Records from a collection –

-- start --

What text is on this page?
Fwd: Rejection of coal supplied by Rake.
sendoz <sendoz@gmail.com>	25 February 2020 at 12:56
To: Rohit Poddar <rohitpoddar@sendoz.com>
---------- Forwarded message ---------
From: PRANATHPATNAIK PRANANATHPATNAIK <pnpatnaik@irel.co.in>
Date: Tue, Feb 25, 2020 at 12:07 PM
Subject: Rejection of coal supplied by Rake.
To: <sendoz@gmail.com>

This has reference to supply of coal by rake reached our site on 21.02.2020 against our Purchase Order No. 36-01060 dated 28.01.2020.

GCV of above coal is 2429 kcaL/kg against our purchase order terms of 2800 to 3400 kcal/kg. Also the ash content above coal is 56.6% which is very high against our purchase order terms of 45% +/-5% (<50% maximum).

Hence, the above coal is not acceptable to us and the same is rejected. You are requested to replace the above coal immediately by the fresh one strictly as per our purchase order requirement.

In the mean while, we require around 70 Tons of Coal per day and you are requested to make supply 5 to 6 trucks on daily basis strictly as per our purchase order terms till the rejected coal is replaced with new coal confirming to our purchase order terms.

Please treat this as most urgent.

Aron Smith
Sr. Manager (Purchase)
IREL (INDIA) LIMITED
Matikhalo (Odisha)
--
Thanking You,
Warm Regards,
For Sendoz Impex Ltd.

-- end --

Exercise description –
Return the entries above exactly, each one complete.

Solution to the problem –
What text is on this page?
Fwd: Rejection of coal supplied by Rake.
sendoz <sendoz@gmail.com>	25 February 2020 at 12:56
To: Rohit Poddar <rohitpoddar@sendoz.com>
---------- Forwarded message ---------
From: PRANATHPATNAIK PRANANATHPATNAIK <pnpatnaik@irel.co.in>
Date: Tue, Feb 25, 2020 at 12:07 PM
Subject: Rejection of coal supplied by Rake.
To: <sendoz@gmail.com>

This has reference to supply of coal by rake reached our site on 21.02.2020 against our Purchase Order No. 36-01060 dated 28.01.2020.

GCV of above coal is 2429 kcaL/kg against our purchase order terms of 2800 to 3400 kcal/kg. Also the ash content above coal is 56.6% which is very high against our purchase order terms of 45% +/-5% (<50% maximum).

Hence, the above coal is not acceptable to us and the same is rejected. You are requested to replace the above coal immediately by the fresh one strictly as per our purchase order requirement.

In the mean while, we require around 70 Tons of Coal per day and you are requested to make supply 5 to 6 trucks on daily basis strictly as per our purchase order terms till the rejected coal is replaced with new coal confirming to our purchase order terms.

Please treat this as most urgent.

Aron Smith
Sr. Manager (Purchase)
IREL (INDIA) LIMITED
Matikhalo (Odisha)
--
Thanking You,
Warm Regards,
For Sendoz Impex Ltd.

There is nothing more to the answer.